YOUR GOAL =
Don't copy the pictures; return every other part of the records exactly.

GIVEN RECORDS =
<<<<

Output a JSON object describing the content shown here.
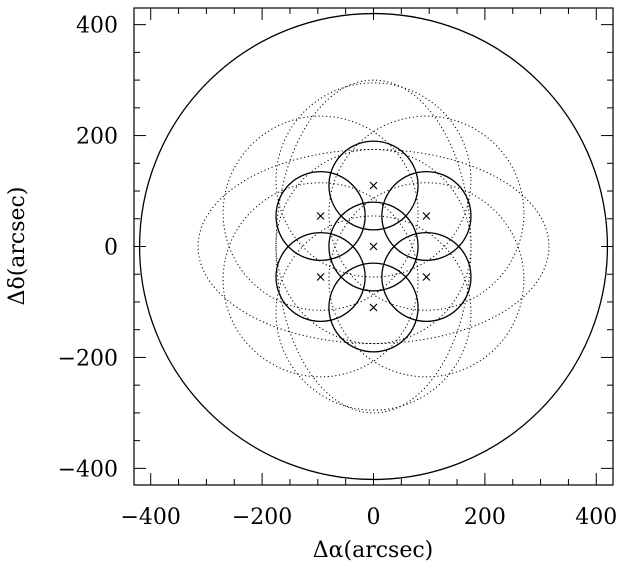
{
  "chart_data": {
    "type": "scatter",
    "xlabel": "Δα(arcsec)",
    "ylabel": "Δδ(arcsec)",
    "xlim": [
      -430,
      430
    ],
    "ylim": [
      -430,
      430
    ],
    "xticks": [
      -400,
      -200,
      0,
      200,
      400
    ],
    "yticks": [
      -400,
      -200,
      0,
      200,
      400
    ],
    "xtick_labels": [
      "−400",
      "−200",
      "0",
      "200",
      "400"
    ],
    "ytick_labels": [
      "−400",
      "−200",
      "0",
      "200",
      "400"
    ],
    "grid": false,
    "field_of_view_circle": {
      "x": 0,
      "y": 0,
      "r": 420
    },
    "pointing_centers": [
      {
        "x": 0,
        "y": 0
      },
      {
        "x": 0,
        "y": 110
      },
      {
        "x": 95,
        "y": 55
      },
      {
        "x": 95,
        "y": -55
      },
      {
        "x": 0,
        "y": -110
      },
      {
        "x": -95,
        "y": -55
      },
      {
        "x": -95,
        "y": 55
      }
    ],
    "solid_circle_radius": 80,
    "dotted_ellipses": [
      {
        "x": 0,
        "y": 0,
        "rx": 175,
        "ry": 175
      },
      {
        "x": 0,
        "y": 0,
        "rx": 315,
        "ry": 175
      },
      {
        "x": 0,
        "y": 0,
        "rx": 175,
        "ry": 300
      },
      {
        "x": 0,
        "y": 120,
        "rx": 175,
        "ry": 175
      },
      {
        "x": 0,
        "y": -120,
        "rx": 175,
        "ry": 175
      },
      {
        "x": 95,
        "y": 60,
        "rx": 175,
        "ry": 175
      },
      {
        "x": -95,
        "y": 60,
        "rx": 175,
        "ry": 175
      },
      {
        "x": 95,
        "y": -60,
        "rx": 175,
        "ry": 175
      },
      {
        "x": -95,
        "y": -60,
        "rx": 175,
        "ry": 175
      }
    ]
  }
}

>>>>

ANSWER IN FULL =
Output a JSON object describing the content shown here.
{
  "chart_data": {
    "type": "scatter",
    "xlabel": "Δα(arcsec)",
    "ylabel": "Δδ(arcsec)",
    "xlim": [
      -430,
      430
    ],
    "ylim": [
      -430,
      430
    ],
    "xticks": [
      -400,
      -200,
      0,
      200,
      400
    ],
    "yticks": [
      -400,
      -200,
      0,
      200,
      400
    ],
    "xtick_labels": [
      "−400",
      "−200",
      "0",
      "200",
      "400"
    ],
    "ytick_labels": [
      "−400",
      "−200",
      "0",
      "200",
      "400"
    ],
    "grid": false,
    "field_of_view_circle": {
      "x": 0,
      "y": 0,
      "r": 420
    },
    "pointing_centers": [
      {
        "x": 0,
        "y": 0
      },
      {
        "x": 0,
        "y": 110
      },
      {
        "x": 95,
        "y": 55
      },
      {
        "x": 95,
        "y": -55
      },
      {
        "x": 0,
        "y": -110
      },
      {
        "x": -95,
        "y": -55
      },
      {
        "x": -95,
        "y": 55
      }
    ],
    "solid_circle_radius": 80,
    "dotted_ellipses": [
      {
        "x": 0,
        "y": 0,
        "rx": 175,
        "ry": 175
      },
      {
        "x": 0,
        "y": 0,
        "rx": 315,
        "ry": 175
      },
      {
        "x": 0,
        "y": 0,
        "rx": 175,
        "ry": 300
      },
      {
        "x": 0,
        "y": 120,
        "rx": 175,
        "ry": 175
      },
      {
        "x": 0,
        "y": -120,
        "rx": 175,
        "ry": 175
      },
      {
        "x": 95,
        "y": 60,
        "rx": 175,
        "ry": 175
      },
      {
        "x": -95,
        "y": 60,
        "rx": 175,
        "ry": 175
      },
      {
        "x": 95,
        "y": -60,
        "rx": 175,
        "ry": 175
      },
      {
        "x": -95,
        "y": -60,
        "rx": 175,
        "ry": 175
      }
    ]
  }
}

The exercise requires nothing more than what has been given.